═══ PROVIDED DATA ═══
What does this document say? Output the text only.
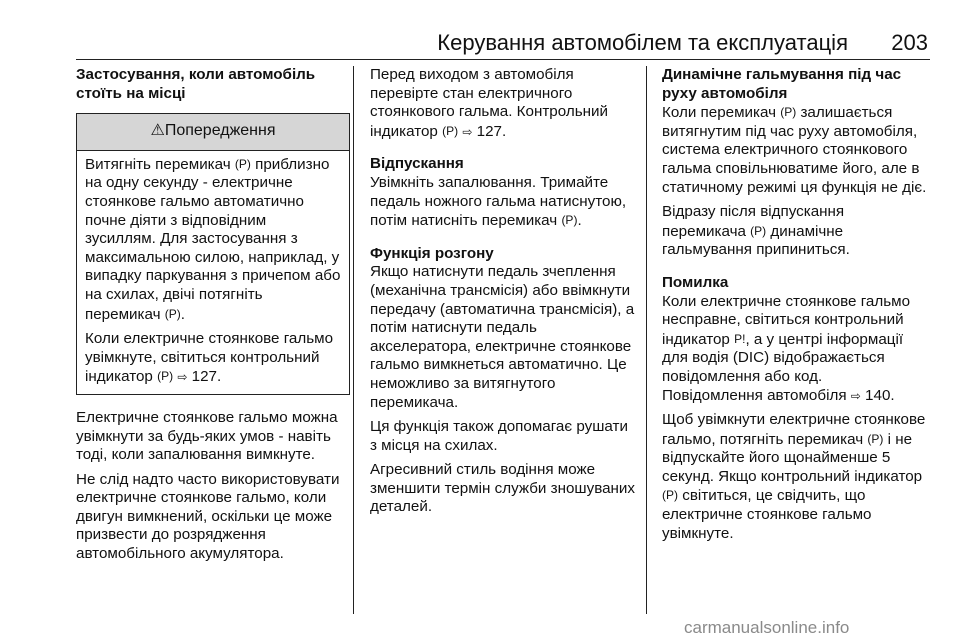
Керування автомобілем та експлуатація 203
Застосування, коли автомобіль стоїть на місці
⚠Попередження

Витягніть перемикач (P) приблизно на одну секунду - електричне стоянкове гальмо автоматично почне діяти з відповідним зусиллям. Для застосування з максимальною силою, наприклад, у випадку паркування з причепом або на схилах, двічі потягніть перемикач (P).

Коли електричне стоянкове гальмо увімкнуте, світиться контрольний індикатор (P) ⇨ 127.

Електричне стоянкове гальмо можна увімкнути за будь-яких умов - навіть тоді, коли запалювання вимкнуте.

Не слід надто часто використовувати електричне стоянкове гальмо, коли двигун вимкнений, оскільки це може призвести до розрядження автомобільного акумулятора.

Перед виходом з автомобіля перевірте стан електричного стоянкового гальма. Контрольний індикатор (P) ⇨ 127.

Відпускання

Увімкніть запалювання. Тримайте педаль ножного гальма натиснутою, потім натисніть перемикач (P).

Функція розгону

Якщо натиснути педаль зчеплення (механічна трансмісія) або ввімкнути передачу (автоматична трансмісія), а потім натиснути педаль акселератора, електричне стоянкове гальмо вимкнеться автоматично. Це неможливо за витягнутого перемикача.

Ця функція також допомагає рушати з місця на схилах.

Агресивний стиль водіння може зменшити термін служби зношуваних деталей.

Динамічне гальмування під час руху автомобіля

Коли перемикач (P) залишається витягнутим під час руху автомобіля, система електричного стоянкового гальма сповільнюватиме його, але в статичному режимі ця функція не діє.

Відразу після відпускання перемикача (P) динамічне гальмування припиниться.

Помилка

Коли електричне стоянкове гальмо несправне, світиться контрольний індикатор P!, а у центрі інформації для водія (DIC) відображається повідомлення або код.
Повідомлення автомобіля ⇨ 140.

Щоб увімкнути електричне стоянкове гальмо, потягніть перемикач (P) і не відпускайте його щонайменше 5 секунд. Якщо контрольний індикатор (P) світиться, це свідчить, що електричне стоянкове гальмо увімкнуте.

carmanualsonline.info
═══
Select from the material above each line in which the string "потягніть" appears, and list those lines.

Витягніть перемикач (P) приблизно на одну секунду - електричне стоянкове гальмо автоматично почне діяти з відповідним зусиллям. Для застосування з максимальною силою, наприклад, у випадку паркування з причепом або на схилах, двічі потягніть перемикач (P).
Щоб увімкнути електричне стоянкове гальмо, потягніть перемикач (P) і не відпускайте його щонайменше 5 секунд. Якщо контрольний індикатор (P) світиться, це свідчить, що електричне стоянкове гальмо увімкнуте.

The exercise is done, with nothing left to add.